* _RECORDS FOR THE EXERCISE_:
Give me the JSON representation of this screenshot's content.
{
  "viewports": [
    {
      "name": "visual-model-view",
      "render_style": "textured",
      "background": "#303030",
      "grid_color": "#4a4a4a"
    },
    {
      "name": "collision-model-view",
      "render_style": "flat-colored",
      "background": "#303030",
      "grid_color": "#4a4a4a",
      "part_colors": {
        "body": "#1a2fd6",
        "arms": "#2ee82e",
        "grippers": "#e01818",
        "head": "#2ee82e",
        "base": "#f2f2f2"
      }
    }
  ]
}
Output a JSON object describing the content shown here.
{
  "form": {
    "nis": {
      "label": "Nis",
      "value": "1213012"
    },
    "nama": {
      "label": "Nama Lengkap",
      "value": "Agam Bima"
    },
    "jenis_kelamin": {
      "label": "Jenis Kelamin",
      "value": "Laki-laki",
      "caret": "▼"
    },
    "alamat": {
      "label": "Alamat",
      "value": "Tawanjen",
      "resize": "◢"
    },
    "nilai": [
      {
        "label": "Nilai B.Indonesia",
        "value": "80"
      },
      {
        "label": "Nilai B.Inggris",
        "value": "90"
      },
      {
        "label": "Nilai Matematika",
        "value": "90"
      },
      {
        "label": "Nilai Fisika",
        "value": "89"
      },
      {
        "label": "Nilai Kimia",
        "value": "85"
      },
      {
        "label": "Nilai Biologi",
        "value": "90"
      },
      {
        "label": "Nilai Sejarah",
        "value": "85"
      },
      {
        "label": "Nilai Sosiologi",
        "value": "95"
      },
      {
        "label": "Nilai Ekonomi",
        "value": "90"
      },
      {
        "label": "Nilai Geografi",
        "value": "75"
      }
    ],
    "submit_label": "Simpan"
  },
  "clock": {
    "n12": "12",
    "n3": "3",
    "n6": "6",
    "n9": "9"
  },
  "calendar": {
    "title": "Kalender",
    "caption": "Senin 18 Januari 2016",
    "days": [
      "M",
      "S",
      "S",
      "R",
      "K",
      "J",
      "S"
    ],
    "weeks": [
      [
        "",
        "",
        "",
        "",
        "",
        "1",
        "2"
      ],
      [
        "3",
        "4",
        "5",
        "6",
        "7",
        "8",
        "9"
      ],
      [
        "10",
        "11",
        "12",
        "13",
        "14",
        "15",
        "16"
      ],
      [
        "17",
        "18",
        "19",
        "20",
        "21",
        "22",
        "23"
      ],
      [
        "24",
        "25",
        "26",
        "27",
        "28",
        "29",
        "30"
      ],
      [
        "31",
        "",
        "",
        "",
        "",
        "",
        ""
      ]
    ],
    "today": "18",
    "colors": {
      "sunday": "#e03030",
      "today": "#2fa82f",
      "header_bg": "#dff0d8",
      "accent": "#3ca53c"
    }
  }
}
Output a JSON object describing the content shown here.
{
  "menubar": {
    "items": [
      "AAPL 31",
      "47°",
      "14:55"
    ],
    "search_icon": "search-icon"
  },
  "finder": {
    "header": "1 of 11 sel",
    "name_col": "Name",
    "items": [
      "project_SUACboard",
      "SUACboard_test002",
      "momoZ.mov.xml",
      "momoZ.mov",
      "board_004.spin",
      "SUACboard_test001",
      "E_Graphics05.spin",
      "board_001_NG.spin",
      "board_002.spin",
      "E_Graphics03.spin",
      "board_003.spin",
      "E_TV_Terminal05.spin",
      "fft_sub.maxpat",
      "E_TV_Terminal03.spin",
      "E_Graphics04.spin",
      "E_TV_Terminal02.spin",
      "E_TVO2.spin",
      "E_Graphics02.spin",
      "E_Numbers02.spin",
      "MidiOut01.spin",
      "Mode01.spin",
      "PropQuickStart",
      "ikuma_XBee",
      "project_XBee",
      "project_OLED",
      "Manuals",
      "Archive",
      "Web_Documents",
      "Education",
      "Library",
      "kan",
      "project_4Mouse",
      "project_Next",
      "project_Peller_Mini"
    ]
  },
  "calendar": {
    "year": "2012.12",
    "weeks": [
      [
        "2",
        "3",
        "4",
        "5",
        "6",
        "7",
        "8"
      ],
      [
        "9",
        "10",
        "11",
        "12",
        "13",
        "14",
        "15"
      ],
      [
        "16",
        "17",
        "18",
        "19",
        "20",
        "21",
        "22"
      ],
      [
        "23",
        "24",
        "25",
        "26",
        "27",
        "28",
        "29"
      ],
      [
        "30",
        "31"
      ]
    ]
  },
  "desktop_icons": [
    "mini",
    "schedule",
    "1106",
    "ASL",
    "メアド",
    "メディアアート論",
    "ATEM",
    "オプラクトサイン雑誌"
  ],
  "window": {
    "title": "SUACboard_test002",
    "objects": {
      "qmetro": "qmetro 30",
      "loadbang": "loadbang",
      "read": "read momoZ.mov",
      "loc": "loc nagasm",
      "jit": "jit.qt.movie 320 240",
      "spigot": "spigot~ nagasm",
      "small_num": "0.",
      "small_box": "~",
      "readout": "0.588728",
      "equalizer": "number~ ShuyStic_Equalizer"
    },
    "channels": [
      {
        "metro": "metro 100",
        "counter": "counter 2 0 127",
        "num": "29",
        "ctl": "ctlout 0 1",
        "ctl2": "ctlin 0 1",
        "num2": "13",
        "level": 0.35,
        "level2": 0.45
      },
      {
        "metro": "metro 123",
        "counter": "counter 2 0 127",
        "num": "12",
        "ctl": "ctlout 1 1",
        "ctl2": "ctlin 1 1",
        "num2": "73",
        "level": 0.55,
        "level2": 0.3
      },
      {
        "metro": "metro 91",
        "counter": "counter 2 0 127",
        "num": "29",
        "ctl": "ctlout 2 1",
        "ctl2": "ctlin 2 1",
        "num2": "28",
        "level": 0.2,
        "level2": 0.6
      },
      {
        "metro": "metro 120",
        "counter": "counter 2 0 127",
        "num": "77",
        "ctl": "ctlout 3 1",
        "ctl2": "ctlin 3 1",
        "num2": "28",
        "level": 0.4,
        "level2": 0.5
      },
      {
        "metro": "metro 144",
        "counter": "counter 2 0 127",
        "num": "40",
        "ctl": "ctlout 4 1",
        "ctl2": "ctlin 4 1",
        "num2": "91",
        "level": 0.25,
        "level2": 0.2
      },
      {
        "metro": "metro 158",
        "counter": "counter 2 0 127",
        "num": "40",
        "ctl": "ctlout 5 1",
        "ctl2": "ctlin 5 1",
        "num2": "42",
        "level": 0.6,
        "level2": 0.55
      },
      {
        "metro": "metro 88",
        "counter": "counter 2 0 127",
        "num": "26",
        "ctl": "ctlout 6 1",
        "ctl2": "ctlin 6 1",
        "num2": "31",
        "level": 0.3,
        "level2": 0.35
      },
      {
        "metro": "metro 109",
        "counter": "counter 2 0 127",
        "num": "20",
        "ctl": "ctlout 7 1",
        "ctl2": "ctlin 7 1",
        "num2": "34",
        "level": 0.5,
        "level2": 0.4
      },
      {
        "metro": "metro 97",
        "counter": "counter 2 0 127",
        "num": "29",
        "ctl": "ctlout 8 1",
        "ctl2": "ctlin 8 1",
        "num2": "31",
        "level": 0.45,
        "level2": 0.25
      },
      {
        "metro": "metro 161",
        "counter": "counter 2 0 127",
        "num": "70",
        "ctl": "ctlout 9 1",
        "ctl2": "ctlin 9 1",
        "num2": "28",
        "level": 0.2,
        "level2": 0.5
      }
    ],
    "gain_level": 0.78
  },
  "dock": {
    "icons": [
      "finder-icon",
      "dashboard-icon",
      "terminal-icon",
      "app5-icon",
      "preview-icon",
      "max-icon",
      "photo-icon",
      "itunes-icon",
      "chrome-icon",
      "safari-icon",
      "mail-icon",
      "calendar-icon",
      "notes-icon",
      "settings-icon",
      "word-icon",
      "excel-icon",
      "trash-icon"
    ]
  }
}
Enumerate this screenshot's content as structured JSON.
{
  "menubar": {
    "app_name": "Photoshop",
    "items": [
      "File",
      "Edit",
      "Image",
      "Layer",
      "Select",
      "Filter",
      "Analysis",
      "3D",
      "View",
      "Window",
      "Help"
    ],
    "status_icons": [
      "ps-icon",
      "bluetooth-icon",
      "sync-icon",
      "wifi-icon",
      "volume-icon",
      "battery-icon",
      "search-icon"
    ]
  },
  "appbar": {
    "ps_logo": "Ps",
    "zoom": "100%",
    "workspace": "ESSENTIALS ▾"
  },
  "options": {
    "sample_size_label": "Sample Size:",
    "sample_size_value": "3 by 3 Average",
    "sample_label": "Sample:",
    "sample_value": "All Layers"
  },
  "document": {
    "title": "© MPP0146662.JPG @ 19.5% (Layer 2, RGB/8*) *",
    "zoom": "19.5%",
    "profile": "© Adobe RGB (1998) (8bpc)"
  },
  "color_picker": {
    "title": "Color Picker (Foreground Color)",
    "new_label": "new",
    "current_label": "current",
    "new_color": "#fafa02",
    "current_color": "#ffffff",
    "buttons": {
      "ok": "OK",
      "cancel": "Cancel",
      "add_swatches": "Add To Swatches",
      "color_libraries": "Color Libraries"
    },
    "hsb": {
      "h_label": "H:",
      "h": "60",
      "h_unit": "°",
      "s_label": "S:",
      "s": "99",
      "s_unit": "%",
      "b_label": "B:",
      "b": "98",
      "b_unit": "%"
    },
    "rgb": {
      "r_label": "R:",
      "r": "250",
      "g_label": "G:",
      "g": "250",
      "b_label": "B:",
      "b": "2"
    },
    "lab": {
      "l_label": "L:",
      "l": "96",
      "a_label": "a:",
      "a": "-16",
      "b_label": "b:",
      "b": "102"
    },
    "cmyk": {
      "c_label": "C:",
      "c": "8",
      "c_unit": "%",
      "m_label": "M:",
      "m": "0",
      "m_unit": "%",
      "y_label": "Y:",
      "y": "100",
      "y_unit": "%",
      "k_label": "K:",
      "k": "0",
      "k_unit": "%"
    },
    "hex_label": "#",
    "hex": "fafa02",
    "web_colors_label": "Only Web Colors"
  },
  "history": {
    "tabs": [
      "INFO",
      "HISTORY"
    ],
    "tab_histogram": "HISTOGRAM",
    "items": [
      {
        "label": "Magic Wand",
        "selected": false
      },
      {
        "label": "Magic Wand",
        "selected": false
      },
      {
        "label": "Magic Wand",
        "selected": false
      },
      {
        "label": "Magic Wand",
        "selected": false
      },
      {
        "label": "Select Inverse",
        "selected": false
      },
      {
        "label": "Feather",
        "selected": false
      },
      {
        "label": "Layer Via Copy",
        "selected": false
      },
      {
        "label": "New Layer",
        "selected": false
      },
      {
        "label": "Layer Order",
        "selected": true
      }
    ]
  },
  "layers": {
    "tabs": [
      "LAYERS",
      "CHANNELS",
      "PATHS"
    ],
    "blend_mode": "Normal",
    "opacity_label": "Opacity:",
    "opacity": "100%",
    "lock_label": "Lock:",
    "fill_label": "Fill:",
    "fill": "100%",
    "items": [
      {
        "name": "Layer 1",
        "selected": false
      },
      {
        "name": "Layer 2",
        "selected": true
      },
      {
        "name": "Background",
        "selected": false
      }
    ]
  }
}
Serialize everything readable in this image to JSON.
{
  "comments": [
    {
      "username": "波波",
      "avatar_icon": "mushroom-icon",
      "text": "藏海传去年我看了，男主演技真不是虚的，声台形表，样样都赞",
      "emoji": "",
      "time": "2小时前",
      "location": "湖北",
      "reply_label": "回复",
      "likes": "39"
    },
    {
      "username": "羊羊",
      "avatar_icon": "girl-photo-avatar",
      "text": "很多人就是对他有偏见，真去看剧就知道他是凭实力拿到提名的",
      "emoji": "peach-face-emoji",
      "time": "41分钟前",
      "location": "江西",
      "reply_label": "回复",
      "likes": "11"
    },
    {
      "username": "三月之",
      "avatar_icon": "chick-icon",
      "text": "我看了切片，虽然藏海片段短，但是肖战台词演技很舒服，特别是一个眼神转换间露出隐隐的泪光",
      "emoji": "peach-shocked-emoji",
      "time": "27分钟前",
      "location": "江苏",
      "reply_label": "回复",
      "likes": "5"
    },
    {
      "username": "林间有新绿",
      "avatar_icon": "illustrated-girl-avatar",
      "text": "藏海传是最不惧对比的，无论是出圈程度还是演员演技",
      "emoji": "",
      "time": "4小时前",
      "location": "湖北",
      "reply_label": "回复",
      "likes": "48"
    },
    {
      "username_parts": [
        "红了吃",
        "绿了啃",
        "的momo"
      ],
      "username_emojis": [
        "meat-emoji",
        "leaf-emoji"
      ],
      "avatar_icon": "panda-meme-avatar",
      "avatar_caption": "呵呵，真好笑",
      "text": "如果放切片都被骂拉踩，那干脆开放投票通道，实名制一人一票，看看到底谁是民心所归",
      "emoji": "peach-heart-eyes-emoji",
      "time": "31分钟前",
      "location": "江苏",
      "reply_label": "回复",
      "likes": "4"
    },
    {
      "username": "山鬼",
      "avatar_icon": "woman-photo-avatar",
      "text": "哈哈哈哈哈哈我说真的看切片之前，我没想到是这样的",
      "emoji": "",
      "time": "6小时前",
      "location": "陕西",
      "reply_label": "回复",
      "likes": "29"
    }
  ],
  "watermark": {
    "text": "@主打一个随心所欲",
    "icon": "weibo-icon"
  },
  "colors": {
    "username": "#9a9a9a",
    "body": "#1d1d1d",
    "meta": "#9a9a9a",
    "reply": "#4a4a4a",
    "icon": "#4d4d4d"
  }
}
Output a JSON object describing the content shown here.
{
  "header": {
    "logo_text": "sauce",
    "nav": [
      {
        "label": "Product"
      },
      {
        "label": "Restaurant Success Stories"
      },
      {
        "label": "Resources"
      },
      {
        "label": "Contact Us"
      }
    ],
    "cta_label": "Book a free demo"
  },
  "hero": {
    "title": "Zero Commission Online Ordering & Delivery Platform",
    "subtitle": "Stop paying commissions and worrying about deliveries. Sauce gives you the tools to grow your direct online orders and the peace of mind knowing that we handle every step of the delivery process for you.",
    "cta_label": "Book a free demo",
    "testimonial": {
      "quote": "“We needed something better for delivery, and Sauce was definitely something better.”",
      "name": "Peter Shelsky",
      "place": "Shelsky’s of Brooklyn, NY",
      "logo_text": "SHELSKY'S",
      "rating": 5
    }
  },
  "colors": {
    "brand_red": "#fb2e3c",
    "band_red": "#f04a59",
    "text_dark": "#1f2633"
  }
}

* _TASK DETAILS_:
Extract every line above containing the word "this".

* _EXPECTED ANSWER_:
Give me the JSON representation of this screenshot's content.
Enumerate this screenshot's content as structured JSON.
Serialize everything readable in this image to JSON.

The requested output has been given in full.